Items from a dataset
-=-=-
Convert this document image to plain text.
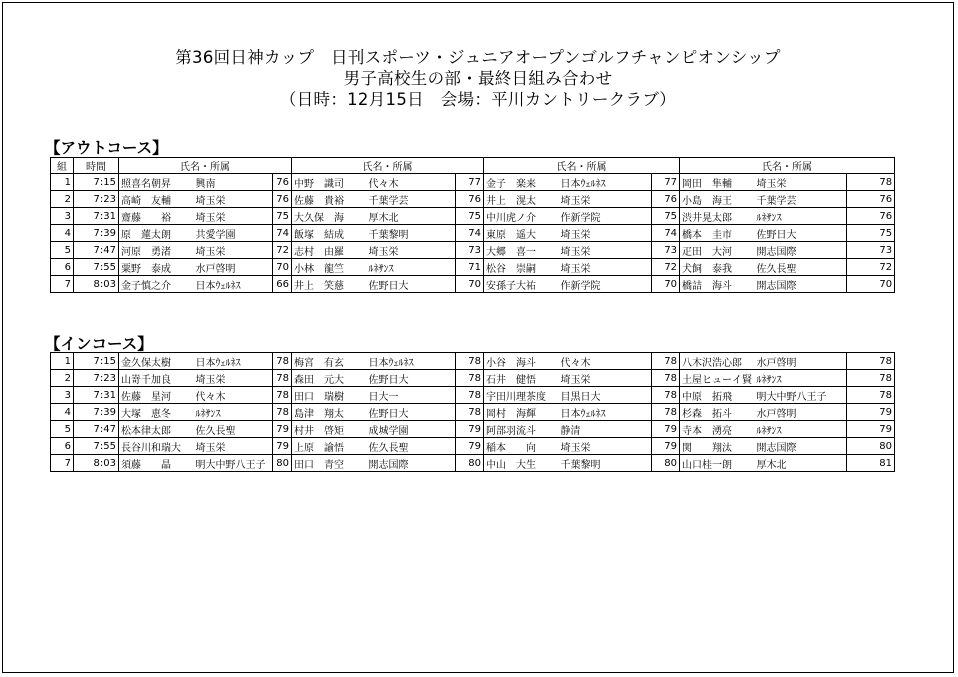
第36回日神カップ　日刊スポーツ・ジュニアオープンゴルフチャンピオンシップ
男子高校生の部・最終日組み合わせ
（日時：12月15日　会場：平川カントリークラブ）
【アウトコース】
組	時間	氏名・所属			氏名・所属			氏名・所属			氏名・所属		
1	7:15	照喜名朝昇	興南	76	中野　識司	代々木	77	金子　楽来	日本ｳｪﾙﾈｽ	77	岡田　隼輔	埼玉栄	78
2	7:23	高崎　友輔	埼玉栄	76	佐藤　貴裕	千葉学芸	76	井上　滉太	埼玉栄	76	小島　海王	千葉学芸	76
3	7:31	齋藤　　裕	埼玉栄	75	大久保　海	厚木北	75	中川虎ノ介	作新学院	75	渋井晃太郎	ﾙﾈｻﾝｽ	76
4	7:39	原　蓮太朗	共愛学園	74	飯塚　結成	千葉黎明	74	東原　遥大	埼玉栄	74	橋本　圭市	佐野日大	75
5	7:47	河原　勇渚	埼玉栄	72	志村　由羅	埼玉栄	73	大郷　喜一	埼玉栄	73	疋田　大河	開志国際	73
6	7:55	粟野　泰成	水戸啓明	70	小林　龍竺	ﾙﾈｻﾝｽ	71	松谷　崇嗣	埼玉栄	72	犬飼　泰我	佐久長聖	72
7	8:03	金子慎之介	日本ｳｪﾙﾈｽ	66	井上　笑慈	佐野日大	70	安孫子大祐	作新学院	70	橋詰　海斗	開志国際	70
【インコース】
1	7:15	金久保太樹	日本ｳｪﾙﾈｽ	78	梅宮　有玄	日本ｳｪﾙﾈｽ	78	小谷　海斗	代々木	78	八木沢浩心郎	水戸啓明	78
2	7:23	山嵜千加良	埼玉栄	78	森田　元大	佐野日大	78	石井　健悟	埼玉栄	78	土屋ヒューイ賢	ﾙﾈｻﾝｽ	78
3	7:31	佐藤　星河	代々木	78	田口　瑞樹	日大一	78	宇田川理茶度	目黒日大	78	中原　拓飛	明大中野八王子	78
4	7:39	大塚　恵冬	ﾙﾈｻﾝｽ	78	島津　翔太	佐野日大	78	岡村　海輝	日本ｳｪﾙﾈｽ	78	杉森　拓斗	水戸啓明	79
5	7:47	松本律太郎	佐久長聖	79	村井　啓矩	成城学園	79	阿部羽流斗	静清	79	寺本　湧亮	ﾙﾈｻﾝｽ	79
6	7:55	長谷川和瑞大	埼玉栄	79	上原　諭悟	佐久長聖	79	稲本　　向	埼玉栄	79	関　　翔汰	開志国際	80
7	8:03	須藤　　晶	明大中野八王子	80	田口　青空	開志国際	80	中山　大生	千葉黎明	80	山口桂一朗	厚木北	81
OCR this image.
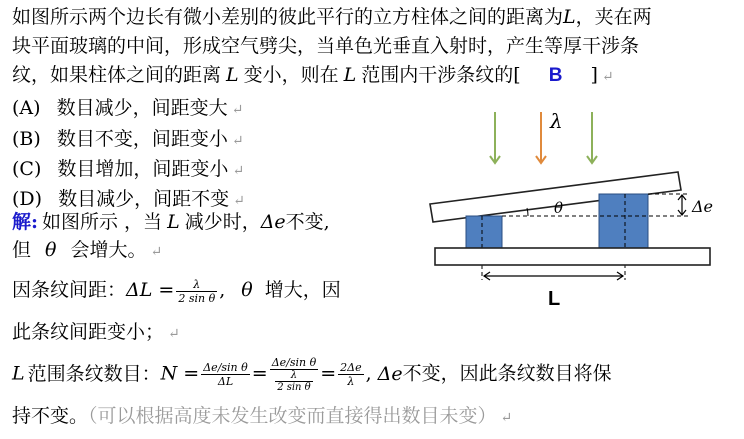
如图所示两个边长有微小差别的彼此平行的立方柱体之间的距离为L，夹在两
块平面玻璃的中间，形成空气劈尖，当单色光垂直入射时，产生等厚干涉条
纹，如果柱体之间的距离 L 变小，则在 L 范围内干涉条纹的[ B ] ↵
(A) 数目减少，间距变大 ↵
(B) 数目不变，间距变小 ↵
(C) 数目增加，间距变小 ↵
(D) 数目减少，间距不变 ↵
解: 如图所示 ，当 L 减少时，Δe不变,
但 θ 会增大。 ↵
因条纹间距：$\Delta L = \frac{\lambda}{\text{2 sin θ}}$ , θ 增大，因
此条纹间距变小； ↵
L 范围条纹数目：$N = \frac{\text{Δe/sin θ}}{\Delta L} = \frac{\text{Δe/sin θ}}{\frac{\lambda}{\text{2 sin θ}}} = \frac{2\Delta e}{\lambda}$ , Δe不变，因此条纹数目将保
持不变。（可以根据高度未发生改变而直接得出数目未变） ↵
λ
θ	Δe
L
-=-=-
### WRITTEN EXERCISE
Begin with the line that contains "OCR this image." and repeat every line through the end of the data, exactly and only those lines, leaving out the pictures.

### EXERCISE SOLUTION
OCR this image.
如图所示两个边长有微小差别的彼此平行的立方柱体之间的距离为L，夹在两
块平面玻璃的中间，形成空气劈尖，当单色光垂直入射时，产生等厚干涉条
纹，如果柱体之间的距离 L 变小，则在 L 范围内干涉条纹的[ B ] ↵
(A) 数目减少，间距变大 ↵
(B) 数目不变，间距变小 ↵
(C) 数目增加，间距变小 ↵
(D) 数目减少，间距不变 ↵
解: 如图所示 ，当 L 减少时，Δe不变,
但 θ 会增大。 ↵
因条纹间距：$\Delta L = \frac{\lambda}{\text{2 sin θ}}$ , θ 增大，因
此条纹间距变小； ↵
L 范围条纹数目：$N = \frac{\text{Δe/sin θ}}{\Delta L} = \frac{\text{Δe/sin θ}}{\frac{\lambda}{\text{2 sin θ}}} = \frac{2\Delta e}{\lambda}$ , Δe不变，因此条纹数目将保
持不变。（可以根据高度未发生改变而直接得出数目未变） ↵
λ
θ	Δe
L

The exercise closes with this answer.